→ **TASKS TO COMPLETE**
• a. List every person named in the Baltimore crime passage.
• b. According to the Baltimore crime passage, how many more officers would the department place on patrol?
• c. Pick up the Baltimore crime passage after its last sentence and keep writing.
==== TEXT ====
Meanwhile, the homicide rate continues to climb, with more than 250 murders seen this year. One of those victims was the brother of the police department’s spokesman T.J. Smith, who recently resigned, citing “nasty mudslinging” and “political turmoil” within the department.

The same day Ryan announced he had sent the letter to Michaels, interim police commissioner Gary Tuggle held a news conference to reveal the department was shutting down its administrative operations so it could place 230 more officers on patrol. That announcement came a day after 11 people were shot in Baltimore.

“Right now, patrol is a priority; addressing this crime is a priority,” Tuggle said. “So, some things won’t get done. It is what it is. But the priority is stopping this violence.”
==== GIVEN MATERIAL ====
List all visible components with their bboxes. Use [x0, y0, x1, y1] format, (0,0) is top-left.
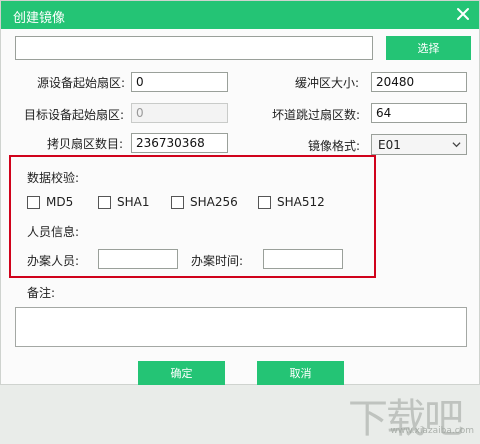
====
→ **RESPONSE LIST**
• a. T.J. Smith, Ryan, Michaels, Gary Tuggle

• b. 230 more officers.

• c.
The volatility between the police and the public was not created overnight in Baltimore. It brewed and boiled under Ryan’s leadership. He has represented the force for the past four years, a time that saw public demonstrations over the death of Freddie Gray and lingering anger over the failure to convict any of the officers involved. After being defeated in an election last month, Ryan is expected to hand over the top union position to Baltimore Police Sgt. Michael Mancuso on Monday.

It seems strange Ryan would choose to end his tenure with a letter that would bring national attention to the department’s ills. Unless that was his intention. Maybe he does have good friends after all, including one who told him the best gift he could leave the force was a mirror to hold up to it.

His letter, after all, revealed that the police and the public have one commonality: No one is laughing in Baltimore.